**WORK REQUIRED**
Look through the listing and locate every line containing the word "Site"; copy those lines.

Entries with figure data
⟨

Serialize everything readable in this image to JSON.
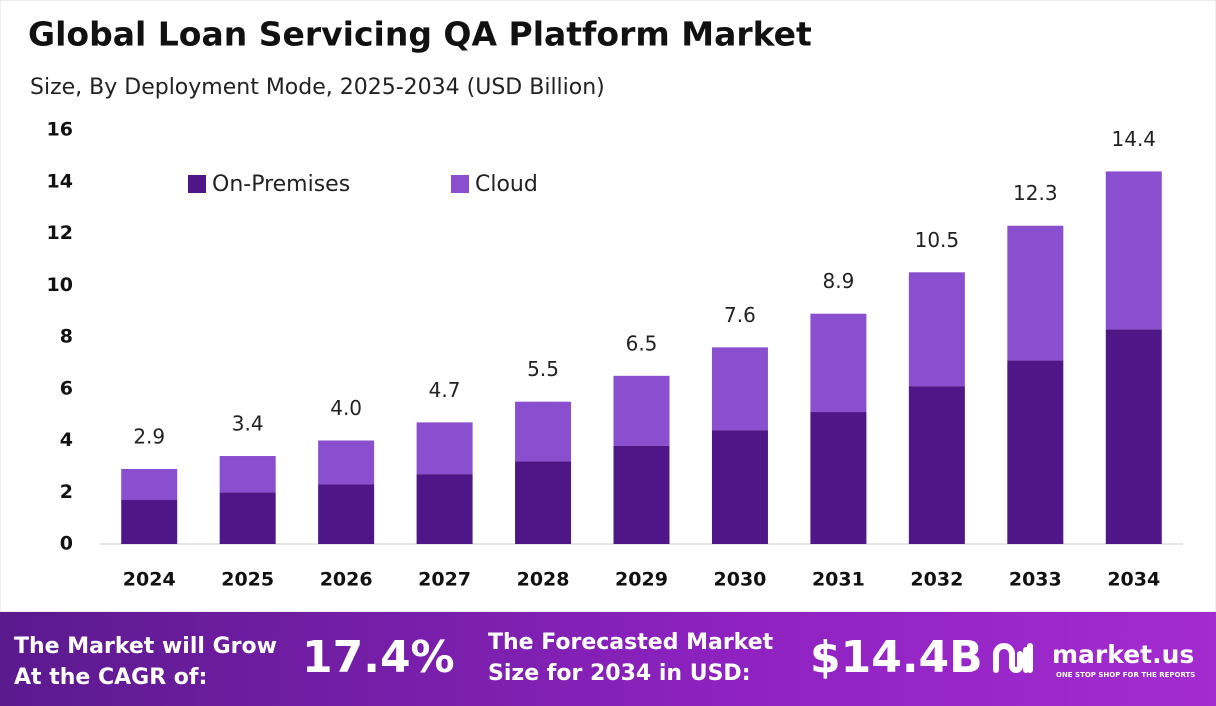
{
  "chart_data": {
    "type": "stacked_bar",
    "title": "Global Loan Servicing QA Platform Market",
    "subtitle": "Size, By Deployment Mode, 2025-2034 (USD Billion)",
    "categories": [
      "2024",
      "2025",
      "2026",
      "2027",
      "2028",
      "2029",
      "2030",
      "2031",
      "2032",
      "2033",
      "2034"
    ],
    "series": [
      {
        "name": "On-Premises",
        "color": "#4e1686",
        "values": [
          1.7,
          2.0,
          2.3,
          2.7,
          3.2,
          3.8,
          4.4,
          5.1,
          6.1,
          7.1,
          8.3
        ]
      },
      {
        "name": "Cloud",
        "color": "#8a4fcf",
        "values": [
          1.2,
          1.4,
          1.7,
          2.0,
          2.3,
          2.7,
          3.2,
          3.8,
          4.4,
          5.2,
          6.1
        ]
      }
    ],
    "totals": [
      2.9,
      3.4,
      4.0,
      4.7,
      5.5,
      6.5,
      7.6,
      8.9,
      10.5,
      12.3,
      14.4
    ],
    "total_labels": [
      "2.9",
      "3.4",
      "4.0",
      "4.7",
      "5.5",
      "6.5",
      "7.6",
      "8.9",
      "10.5",
      "12.3",
      "14.4"
    ],
    "ylim": [
      0,
      16
    ],
    "yticks": [
      0,
      2,
      4,
      6,
      8,
      10,
      12,
      14,
      16
    ],
    "grid": false,
    "legend": "top-left"
  },
  "footer": {
    "cagr_text": [
      "The Market will Grow",
      "At the CAGR of:"
    ],
    "cagr": "17.4%",
    "forecast_text": [
      "The Forecasted Market",
      "Size for 2034 in USD:"
    ],
    "forecast": "$14.4B",
    "brand": "market.us",
    "tagline": "ONE STOP SHOP FOR THE REPORTS"
  }
}
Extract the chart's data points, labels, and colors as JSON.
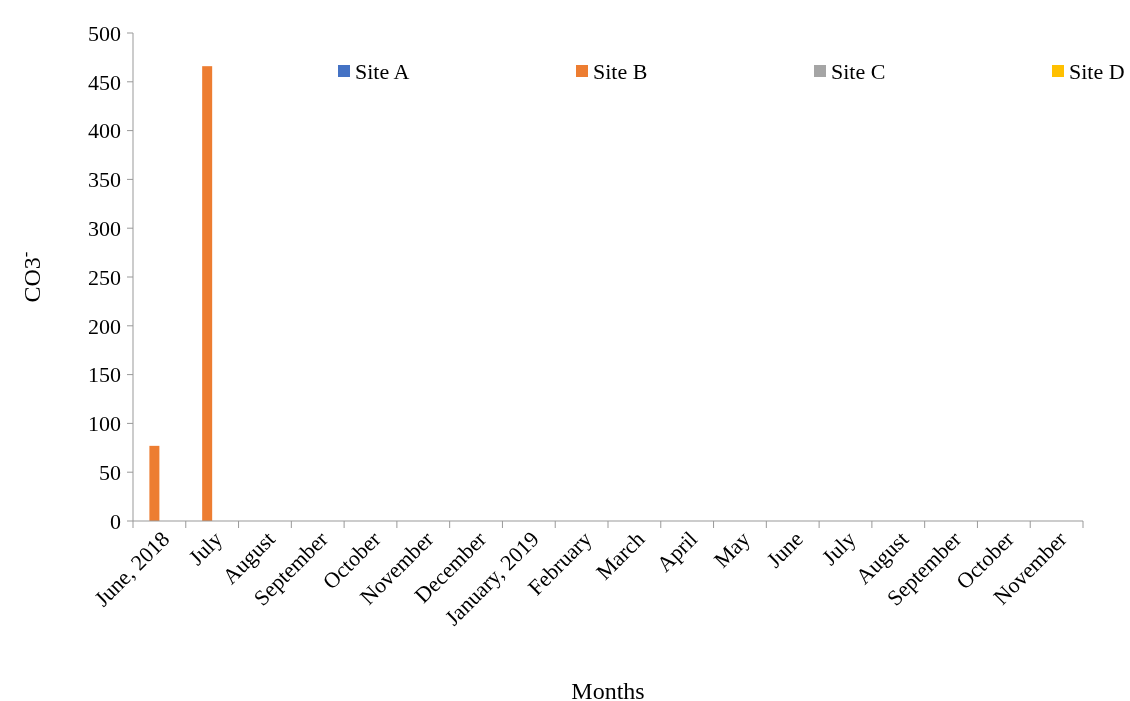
{
  "chart_data": {
    "type": "bar",
    "xlabel": "Months",
    "ylabel": "CO3$^{-}$",
    "categories": [
      "June, 2018",
      "July",
      "August",
      "September",
      "October",
      "November",
      "December",
      "January, 2019",
      "February",
      "March",
      "April",
      "May",
      "June",
      "July",
      "August",
      "September",
      "October",
      "November"
    ],
    "series": [
      {
        "name": "Site A",
        "color": "#4472c4",
        "values": [
          0,
          0,
          0,
          0,
          0,
          0,
          0,
          0,
          0,
          0,
          0,
          0,
          0,
          0,
          0,
          0,
          0,
          0
        ]
      },
      {
        "name": "Site B",
        "color": "#ed7d31",
        "values": [
          77,
          466,
          0,
          0,
          0,
          0,
          0,
          0,
          0,
          0,
          0,
          0,
          0,
          0,
          0,
          0,
          0,
          0
        ]
      },
      {
        "name": "Site C",
        "color": "#a5a5a5",
        "values": [
          0,
          0,
          0,
          0,
          0,
          0,
          0,
          0,
          0,
          0,
          0,
          0,
          0,
          0,
          0,
          0,
          0,
          0
        ]
      },
      {
        "name": "Site D",
        "color": "#ffc000",
        "values": [
          0,
          0,
          0,
          0,
          0,
          0,
          0,
          0,
          0,
          0,
          0,
          0,
          0,
          0,
          0,
          0,
          0,
          0
        ]
      }
    ],
    "ylim": [
      0,
      500
    ],
    "yticks": [
      0,
      50,
      100,
      150,
      200,
      250,
      300,
      350,
      400,
      450,
      500
    ],
    "grid": false,
    "legend": "top right"
  }
}
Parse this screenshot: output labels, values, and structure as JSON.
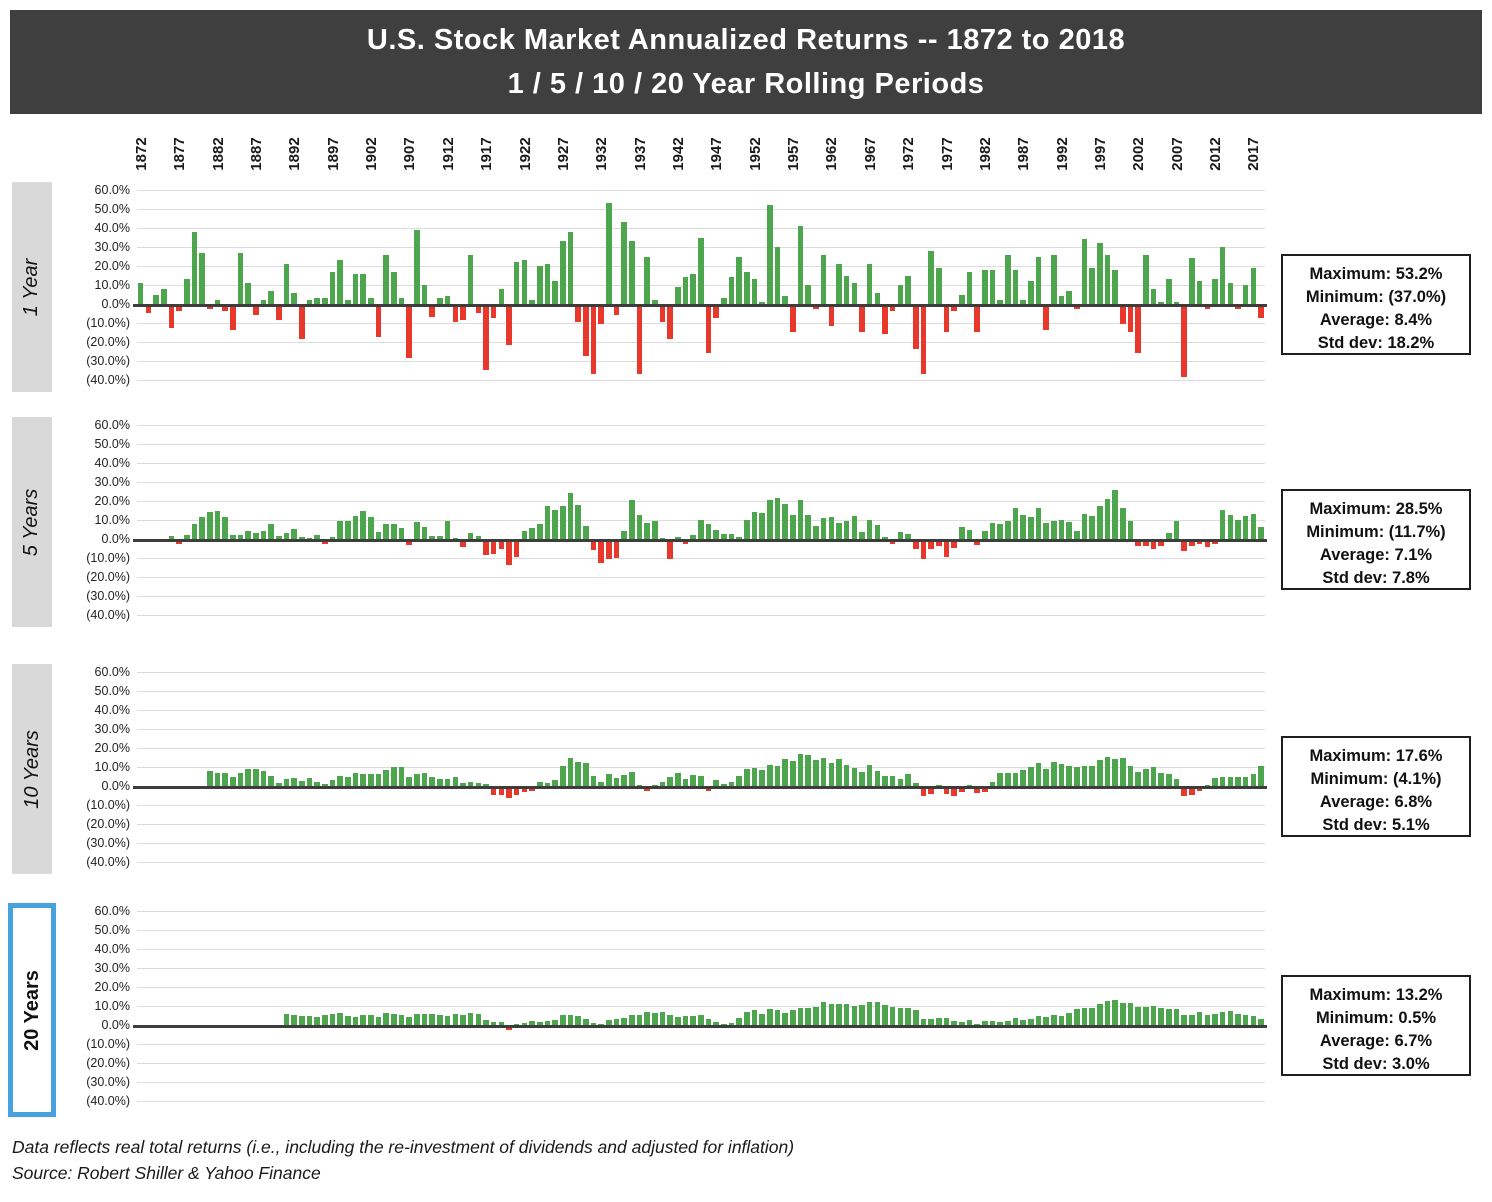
{
  "title": {
    "line1": "U.S. Stock Market Annualized Returns -- 1872 to 2018",
    "line2": "1 / 5 / 10 / 20 Year Rolling Periods"
  },
  "footer": {
    "line1": "Data reflects real total returns (i.e., including the re-investment of dividends and adjusted for inflation)",
    "line2": "Source: Robert Shiller & Yahoo Finance"
  },
  "colors": {
    "positive_bar": "#4da64e",
    "negative_bar": "#e8382c",
    "title_bg": "#3f3f3f",
    "title_text": "#ffffff",
    "panel_label_bg": "#d9d9d9",
    "highlight_border": "#47a3df",
    "gridline": "#dcdcdc",
    "zero_axis": "#3d3d3d",
    "stats_border": "#1f1f1f"
  },
  "x_axis": {
    "tick_years": [
      1872,
      1877,
      1882,
      1887,
      1892,
      1897,
      1902,
      1907,
      1912,
      1917,
      1922,
      1927,
      1932,
      1937,
      1942,
      1947,
      1952,
      1957,
      1962,
      1967,
      1972,
      1977,
      1982,
      1987,
      1992,
      1997,
      2002,
      2007,
      2012,
      2017
    ]
  },
  "y_axis": {
    "tick_labels": [
      "60.0%",
      "50.0%",
      "40.0%",
      "30.0%",
      "20.0%",
      "10.0%",
      "0.0%",
      "(10.0%)",
      "(20.0%)",
      "(30.0%)",
      "(40.0%)"
    ],
    "max": 60,
    "min": -40,
    "step": 10
  },
  "panels": [
    {
      "label": "1 Year",
      "window": 1,
      "first_end_year": 1872,
      "highlighted": false,
      "stats": [
        "Maximum: 53.2%",
        "Minimum: (37.0%)",
        "Average: 8.4%",
        "Std dev: 18.2%"
      ]
    },
    {
      "label": "5 Years",
      "window": 5,
      "first_end_year": 1876,
      "highlighted": false,
      "stats": [
        "Maximum: 28.5%",
        "Minimum: (11.7%)",
        "Average: 7.1%",
        "Std dev: 7.8%"
      ]
    },
    {
      "label": "10 Years",
      "window": 10,
      "first_end_year": 1881,
      "highlighted": false,
      "stats": [
        "Maximum: 17.6%",
        "Minimum: (4.1%)",
        "Average: 6.8%",
        "Std dev: 5.1%"
      ]
    },
    {
      "label": "20 Years",
      "window": 20,
      "first_end_year": 1891,
      "highlighted": true,
      "stats": [
        "Maximum: 13.2%",
        "Minimum: 0.5%",
        "Average: 6.7%",
        "Std dev: 3.0%"
      ]
    }
  ],
  "chart_data": [
    {
      "type": "bar",
      "title": "1 Year rolling real total return (%)",
      "x_start": 1872,
      "x_end": 2018,
      "x_step": 1,
      "ylim": [
        -40,
        60
      ],
      "grid": true,
      "legend": "none",
      "maximum": 53.2,
      "minimum": -37.0,
      "average": 8.4,
      "std_dev": 18.2,
      "values": [
        11,
        -3,
        5,
        8,
        -11,
        -2,
        13,
        38,
        27,
        -1,
        2,
        -2,
        -12,
        27,
        11,
        -4,
        2,
        7,
        -7,
        21,
        6,
        -17,
        2,
        3,
        3,
        17,
        23,
        2,
        16,
        16,
        3,
        -16,
        26,
        17,
        3,
        -27,
        39,
        10,
        -5,
        3,
        4,
        -8,
        -7,
        26,
        -3,
        -33,
        -6,
        8,
        -20,
        22,
        23,
        2,
        20,
        21,
        12,
        33,
        38,
        -8,
        -26,
        -35,
        -9,
        53.2,
        -4,
        43,
        33,
        -35,
        25,
        2,
        -8,
        -17,
        9,
        14,
        16,
        35,
        -24,
        -6,
        3,
        14,
        25,
        17,
        13,
        1,
        52,
        30,
        4,
        -13,
        41,
        10,
        -1,
        26,
        -10,
        21,
        15,
        11,
        -13,
        21,
        6,
        -14,
        -2,
        10,
        15,
        -22,
        -35,
        28,
        19,
        -13,
        -2,
        5,
        17,
        -13,
        18,
        18,
        2,
        26,
        18,
        2,
        12,
        25,
        -12,
        26,
        4,
        7,
        -1,
        34,
        19,
        32,
        26,
        18,
        -9,
        -13,
        -24,
        26,
        8,
        1,
        13,
        1,
        -37,
        24,
        12,
        -1,
        13,
        30,
        11,
        -1,
        10,
        19,
        -6
      ]
    },
    {
      "type": "bar",
      "title": "5 Year rolling annualized real total return (%)",
      "derived_from_series": 0,
      "derivation": "geometric-mean-annualized-rolling",
      "window": 5,
      "x_start": 1876,
      "x_end": 2018,
      "x_step": 1,
      "ylim": [
        -40,
        60
      ],
      "grid": true,
      "maximum": 28.5,
      "minimum": -11.7,
      "average": 7.1,
      "std_dev": 7.8
    },
    {
      "type": "bar",
      "title": "10 Year rolling annualized real total return (%)",
      "derived_from_series": 0,
      "derivation": "geometric-mean-annualized-rolling",
      "window": 10,
      "x_start": 1881,
      "x_end": 2018,
      "x_step": 1,
      "ylim": [
        -40,
        60
      ],
      "grid": true,
      "maximum": 17.6,
      "minimum": -4.1,
      "average": 6.8,
      "std_dev": 5.1
    },
    {
      "type": "bar",
      "title": "20 Year rolling annualized real total return (%)",
      "derived_from_series": 0,
      "derivation": "geometric-mean-annualized-rolling",
      "window": 20,
      "x_start": 1891,
      "x_end": 2018,
      "x_step": 1,
      "ylim": [
        -40,
        60
      ],
      "grid": true,
      "maximum": 13.2,
      "minimum": 0.5,
      "average": 6.7,
      "std_dev": 3.0
    }
  ]
}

⟩

**RESULT FOR THIS TASK**
        "name": "Site A",
        "name": "Site B",
        "name": "Site C",
        "name": "Site D",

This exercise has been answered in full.